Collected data
----

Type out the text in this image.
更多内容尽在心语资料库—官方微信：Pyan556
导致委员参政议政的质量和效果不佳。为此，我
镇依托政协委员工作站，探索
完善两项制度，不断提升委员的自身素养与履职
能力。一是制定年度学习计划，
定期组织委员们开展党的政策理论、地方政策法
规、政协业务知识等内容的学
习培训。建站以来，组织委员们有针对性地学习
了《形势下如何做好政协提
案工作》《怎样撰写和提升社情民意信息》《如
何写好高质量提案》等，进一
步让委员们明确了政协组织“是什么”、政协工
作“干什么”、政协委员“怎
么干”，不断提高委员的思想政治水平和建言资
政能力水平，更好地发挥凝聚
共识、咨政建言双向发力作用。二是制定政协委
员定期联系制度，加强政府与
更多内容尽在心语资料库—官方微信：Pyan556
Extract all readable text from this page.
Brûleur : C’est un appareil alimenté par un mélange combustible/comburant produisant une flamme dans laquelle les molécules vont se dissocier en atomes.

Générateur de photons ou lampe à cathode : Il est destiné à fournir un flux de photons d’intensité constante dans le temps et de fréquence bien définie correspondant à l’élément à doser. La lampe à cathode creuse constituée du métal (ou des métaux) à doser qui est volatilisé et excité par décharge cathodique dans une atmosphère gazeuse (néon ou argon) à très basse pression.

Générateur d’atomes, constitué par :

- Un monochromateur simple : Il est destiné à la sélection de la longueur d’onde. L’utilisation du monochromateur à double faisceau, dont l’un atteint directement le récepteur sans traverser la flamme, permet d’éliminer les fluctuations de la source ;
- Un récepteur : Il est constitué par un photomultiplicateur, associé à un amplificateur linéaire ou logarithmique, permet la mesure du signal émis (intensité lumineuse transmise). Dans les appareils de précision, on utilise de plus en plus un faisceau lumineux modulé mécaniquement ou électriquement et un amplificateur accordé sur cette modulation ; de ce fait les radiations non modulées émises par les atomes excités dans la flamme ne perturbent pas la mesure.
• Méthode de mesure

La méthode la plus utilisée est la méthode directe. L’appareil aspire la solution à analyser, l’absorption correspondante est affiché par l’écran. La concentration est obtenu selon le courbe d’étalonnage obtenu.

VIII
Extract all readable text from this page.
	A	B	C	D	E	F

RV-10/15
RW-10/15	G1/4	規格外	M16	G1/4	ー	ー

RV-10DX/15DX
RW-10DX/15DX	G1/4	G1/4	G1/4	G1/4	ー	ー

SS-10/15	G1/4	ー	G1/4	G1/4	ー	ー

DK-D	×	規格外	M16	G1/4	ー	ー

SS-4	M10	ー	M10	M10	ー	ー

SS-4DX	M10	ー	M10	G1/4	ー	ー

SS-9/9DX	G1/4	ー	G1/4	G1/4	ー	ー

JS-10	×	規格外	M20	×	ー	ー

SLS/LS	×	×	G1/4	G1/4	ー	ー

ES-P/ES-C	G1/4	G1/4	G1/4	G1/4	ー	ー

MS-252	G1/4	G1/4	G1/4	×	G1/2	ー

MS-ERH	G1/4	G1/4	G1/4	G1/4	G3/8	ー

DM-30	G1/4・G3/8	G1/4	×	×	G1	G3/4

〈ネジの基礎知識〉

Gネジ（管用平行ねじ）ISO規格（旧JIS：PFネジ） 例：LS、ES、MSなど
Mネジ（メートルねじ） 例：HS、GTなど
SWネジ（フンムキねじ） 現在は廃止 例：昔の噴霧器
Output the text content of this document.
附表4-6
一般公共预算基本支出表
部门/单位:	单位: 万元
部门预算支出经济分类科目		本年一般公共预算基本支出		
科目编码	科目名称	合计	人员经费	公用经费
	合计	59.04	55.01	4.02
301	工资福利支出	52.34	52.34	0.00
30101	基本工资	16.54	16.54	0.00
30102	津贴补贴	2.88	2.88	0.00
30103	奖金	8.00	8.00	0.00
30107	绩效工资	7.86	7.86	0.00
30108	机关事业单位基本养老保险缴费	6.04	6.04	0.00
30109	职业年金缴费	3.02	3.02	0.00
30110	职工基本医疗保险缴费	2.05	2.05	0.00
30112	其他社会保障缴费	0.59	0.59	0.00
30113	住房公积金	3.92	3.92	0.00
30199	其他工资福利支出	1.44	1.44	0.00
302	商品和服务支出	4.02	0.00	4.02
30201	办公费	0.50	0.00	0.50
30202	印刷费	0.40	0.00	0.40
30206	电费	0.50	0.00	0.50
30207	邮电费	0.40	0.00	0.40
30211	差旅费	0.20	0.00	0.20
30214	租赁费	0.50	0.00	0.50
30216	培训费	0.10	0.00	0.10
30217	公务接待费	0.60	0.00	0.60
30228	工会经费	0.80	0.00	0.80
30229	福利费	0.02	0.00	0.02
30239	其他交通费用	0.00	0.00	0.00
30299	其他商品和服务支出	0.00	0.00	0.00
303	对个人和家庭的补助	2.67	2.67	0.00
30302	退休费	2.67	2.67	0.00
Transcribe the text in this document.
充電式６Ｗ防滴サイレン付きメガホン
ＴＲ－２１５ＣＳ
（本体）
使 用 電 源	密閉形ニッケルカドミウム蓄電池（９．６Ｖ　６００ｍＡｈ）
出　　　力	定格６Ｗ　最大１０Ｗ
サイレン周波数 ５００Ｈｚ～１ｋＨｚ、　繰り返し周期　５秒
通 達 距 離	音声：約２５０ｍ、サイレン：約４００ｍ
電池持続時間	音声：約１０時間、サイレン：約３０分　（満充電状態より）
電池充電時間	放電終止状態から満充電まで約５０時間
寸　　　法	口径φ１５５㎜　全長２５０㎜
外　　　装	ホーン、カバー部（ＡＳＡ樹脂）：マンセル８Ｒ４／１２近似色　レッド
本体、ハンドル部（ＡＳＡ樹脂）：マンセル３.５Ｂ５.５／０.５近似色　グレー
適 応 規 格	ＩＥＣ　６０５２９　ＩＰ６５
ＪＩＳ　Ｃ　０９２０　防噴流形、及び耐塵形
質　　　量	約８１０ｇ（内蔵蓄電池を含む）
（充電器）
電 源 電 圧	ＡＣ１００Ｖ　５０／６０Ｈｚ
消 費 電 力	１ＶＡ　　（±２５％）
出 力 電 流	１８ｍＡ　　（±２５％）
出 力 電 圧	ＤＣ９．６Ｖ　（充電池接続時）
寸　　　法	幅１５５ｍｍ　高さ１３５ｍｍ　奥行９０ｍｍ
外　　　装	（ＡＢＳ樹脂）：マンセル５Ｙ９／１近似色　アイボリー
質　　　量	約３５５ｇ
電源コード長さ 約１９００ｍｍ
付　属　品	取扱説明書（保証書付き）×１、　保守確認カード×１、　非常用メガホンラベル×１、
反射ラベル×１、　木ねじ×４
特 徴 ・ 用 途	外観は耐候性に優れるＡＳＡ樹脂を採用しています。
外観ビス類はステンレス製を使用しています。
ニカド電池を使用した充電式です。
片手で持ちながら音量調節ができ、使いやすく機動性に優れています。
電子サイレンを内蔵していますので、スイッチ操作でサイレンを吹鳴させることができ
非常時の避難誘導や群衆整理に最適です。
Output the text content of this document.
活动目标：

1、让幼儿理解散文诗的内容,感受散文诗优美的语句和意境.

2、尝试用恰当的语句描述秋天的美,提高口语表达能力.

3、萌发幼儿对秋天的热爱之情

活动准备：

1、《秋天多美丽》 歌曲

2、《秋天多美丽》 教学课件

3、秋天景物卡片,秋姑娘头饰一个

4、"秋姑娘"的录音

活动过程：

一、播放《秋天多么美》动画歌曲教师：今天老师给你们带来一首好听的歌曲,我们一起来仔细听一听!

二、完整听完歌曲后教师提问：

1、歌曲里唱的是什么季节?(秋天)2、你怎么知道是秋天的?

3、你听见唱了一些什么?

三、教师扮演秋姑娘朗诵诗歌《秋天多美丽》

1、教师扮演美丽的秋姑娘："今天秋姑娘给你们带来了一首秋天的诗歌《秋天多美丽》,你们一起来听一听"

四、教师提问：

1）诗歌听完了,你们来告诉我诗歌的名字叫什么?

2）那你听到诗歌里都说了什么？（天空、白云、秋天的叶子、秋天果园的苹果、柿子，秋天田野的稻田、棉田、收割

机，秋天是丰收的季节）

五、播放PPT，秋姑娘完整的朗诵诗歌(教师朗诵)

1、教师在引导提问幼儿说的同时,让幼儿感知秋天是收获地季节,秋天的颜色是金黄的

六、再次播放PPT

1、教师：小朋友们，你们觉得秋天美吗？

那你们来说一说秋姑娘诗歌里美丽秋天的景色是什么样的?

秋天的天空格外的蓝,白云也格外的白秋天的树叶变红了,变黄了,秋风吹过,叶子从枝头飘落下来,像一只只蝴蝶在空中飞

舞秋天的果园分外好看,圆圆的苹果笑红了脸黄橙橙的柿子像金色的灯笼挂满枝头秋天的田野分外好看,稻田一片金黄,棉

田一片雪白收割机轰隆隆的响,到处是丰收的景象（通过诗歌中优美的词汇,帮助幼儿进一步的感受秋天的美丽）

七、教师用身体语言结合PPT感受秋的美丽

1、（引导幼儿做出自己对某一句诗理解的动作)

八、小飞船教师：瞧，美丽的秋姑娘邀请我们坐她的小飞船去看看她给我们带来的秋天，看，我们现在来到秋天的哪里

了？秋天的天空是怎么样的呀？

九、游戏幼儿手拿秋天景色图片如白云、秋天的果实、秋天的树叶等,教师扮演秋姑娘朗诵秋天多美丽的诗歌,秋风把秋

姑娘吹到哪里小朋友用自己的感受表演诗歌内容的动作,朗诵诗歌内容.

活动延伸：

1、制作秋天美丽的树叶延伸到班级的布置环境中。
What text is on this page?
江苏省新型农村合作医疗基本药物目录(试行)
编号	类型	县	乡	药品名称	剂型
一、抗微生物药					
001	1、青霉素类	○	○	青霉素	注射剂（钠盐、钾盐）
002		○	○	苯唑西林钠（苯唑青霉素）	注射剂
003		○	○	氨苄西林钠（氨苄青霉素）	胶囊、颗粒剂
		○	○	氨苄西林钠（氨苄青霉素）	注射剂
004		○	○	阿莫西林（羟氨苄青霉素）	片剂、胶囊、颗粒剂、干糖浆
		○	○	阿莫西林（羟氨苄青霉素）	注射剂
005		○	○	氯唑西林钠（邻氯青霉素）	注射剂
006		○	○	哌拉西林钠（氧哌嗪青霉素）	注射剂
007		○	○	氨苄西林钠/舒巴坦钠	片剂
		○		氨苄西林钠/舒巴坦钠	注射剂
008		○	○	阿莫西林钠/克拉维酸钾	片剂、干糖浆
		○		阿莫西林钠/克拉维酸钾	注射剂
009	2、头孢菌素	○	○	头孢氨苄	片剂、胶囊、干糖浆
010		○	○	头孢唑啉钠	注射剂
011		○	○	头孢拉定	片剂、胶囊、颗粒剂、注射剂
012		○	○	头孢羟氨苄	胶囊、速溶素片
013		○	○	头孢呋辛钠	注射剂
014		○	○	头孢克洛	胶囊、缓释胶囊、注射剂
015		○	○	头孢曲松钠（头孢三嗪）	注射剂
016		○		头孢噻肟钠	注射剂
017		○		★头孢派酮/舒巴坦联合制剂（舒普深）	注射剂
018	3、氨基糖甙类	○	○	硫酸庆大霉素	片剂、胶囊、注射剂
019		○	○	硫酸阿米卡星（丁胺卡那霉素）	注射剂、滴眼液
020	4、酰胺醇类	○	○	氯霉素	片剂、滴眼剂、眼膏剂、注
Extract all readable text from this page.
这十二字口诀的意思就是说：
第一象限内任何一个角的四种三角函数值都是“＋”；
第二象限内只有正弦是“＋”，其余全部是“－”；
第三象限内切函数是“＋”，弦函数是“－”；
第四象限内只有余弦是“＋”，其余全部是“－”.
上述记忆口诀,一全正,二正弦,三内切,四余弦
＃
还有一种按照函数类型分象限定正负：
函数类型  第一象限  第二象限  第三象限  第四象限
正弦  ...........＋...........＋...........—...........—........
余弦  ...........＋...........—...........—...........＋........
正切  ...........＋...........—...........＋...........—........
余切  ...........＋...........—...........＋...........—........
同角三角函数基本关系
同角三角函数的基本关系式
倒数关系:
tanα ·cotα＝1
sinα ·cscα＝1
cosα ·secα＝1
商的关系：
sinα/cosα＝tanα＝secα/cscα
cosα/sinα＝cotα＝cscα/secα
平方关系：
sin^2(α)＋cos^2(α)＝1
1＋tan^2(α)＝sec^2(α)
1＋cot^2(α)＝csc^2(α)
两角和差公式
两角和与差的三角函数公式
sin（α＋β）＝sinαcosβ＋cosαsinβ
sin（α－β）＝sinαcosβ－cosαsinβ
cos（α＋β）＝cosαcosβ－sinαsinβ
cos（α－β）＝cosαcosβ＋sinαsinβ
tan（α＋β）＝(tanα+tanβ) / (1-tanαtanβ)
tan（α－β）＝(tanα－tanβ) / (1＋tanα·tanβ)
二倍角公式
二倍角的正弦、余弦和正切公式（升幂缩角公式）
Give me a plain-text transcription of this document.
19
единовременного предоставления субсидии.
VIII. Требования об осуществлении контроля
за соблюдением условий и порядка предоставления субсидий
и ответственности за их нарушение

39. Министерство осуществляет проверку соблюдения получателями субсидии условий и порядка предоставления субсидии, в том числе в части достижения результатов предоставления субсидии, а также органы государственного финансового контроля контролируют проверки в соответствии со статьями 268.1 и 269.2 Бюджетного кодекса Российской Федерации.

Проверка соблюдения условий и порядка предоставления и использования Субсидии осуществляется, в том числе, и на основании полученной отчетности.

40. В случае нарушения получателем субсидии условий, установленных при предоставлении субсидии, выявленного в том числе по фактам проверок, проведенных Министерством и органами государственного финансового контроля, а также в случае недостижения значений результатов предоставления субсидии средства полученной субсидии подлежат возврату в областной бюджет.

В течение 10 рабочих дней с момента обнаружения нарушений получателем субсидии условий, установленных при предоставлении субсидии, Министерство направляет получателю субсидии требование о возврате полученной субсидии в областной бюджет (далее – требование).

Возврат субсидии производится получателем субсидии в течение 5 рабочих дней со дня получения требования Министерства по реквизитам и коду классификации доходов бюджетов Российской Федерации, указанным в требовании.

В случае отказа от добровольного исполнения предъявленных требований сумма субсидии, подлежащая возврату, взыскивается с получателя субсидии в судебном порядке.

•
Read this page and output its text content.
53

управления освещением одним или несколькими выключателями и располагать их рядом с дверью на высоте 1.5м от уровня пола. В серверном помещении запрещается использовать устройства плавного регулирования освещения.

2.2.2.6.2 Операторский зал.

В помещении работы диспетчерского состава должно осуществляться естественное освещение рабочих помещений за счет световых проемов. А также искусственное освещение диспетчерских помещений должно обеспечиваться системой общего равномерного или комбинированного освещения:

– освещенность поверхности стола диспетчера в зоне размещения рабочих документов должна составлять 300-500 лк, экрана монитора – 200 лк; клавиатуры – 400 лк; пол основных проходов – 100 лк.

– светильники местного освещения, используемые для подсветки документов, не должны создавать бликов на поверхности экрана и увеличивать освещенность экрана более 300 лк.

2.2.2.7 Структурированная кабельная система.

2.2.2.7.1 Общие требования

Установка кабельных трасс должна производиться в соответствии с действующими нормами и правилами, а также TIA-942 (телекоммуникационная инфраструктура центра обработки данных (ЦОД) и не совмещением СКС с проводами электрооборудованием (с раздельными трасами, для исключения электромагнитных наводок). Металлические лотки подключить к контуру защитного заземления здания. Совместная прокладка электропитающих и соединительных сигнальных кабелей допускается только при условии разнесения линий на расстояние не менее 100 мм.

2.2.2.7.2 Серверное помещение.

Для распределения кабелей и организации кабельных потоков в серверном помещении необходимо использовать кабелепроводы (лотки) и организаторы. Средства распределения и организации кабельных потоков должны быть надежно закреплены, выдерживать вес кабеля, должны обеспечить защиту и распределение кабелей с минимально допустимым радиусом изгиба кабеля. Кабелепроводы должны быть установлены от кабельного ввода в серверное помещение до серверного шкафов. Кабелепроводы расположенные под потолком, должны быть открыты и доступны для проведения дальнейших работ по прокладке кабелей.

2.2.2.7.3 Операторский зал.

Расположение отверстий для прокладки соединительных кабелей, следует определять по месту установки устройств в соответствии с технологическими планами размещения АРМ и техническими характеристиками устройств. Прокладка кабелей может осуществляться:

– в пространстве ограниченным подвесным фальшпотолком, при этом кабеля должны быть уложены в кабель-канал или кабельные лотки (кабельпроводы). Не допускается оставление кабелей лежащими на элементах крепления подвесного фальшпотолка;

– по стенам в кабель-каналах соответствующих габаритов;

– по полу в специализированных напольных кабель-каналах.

----

[What you should do]: Only the number is wanted: count the lines of the records that hold the word "氨苄西林钠".

[Final answer]: 4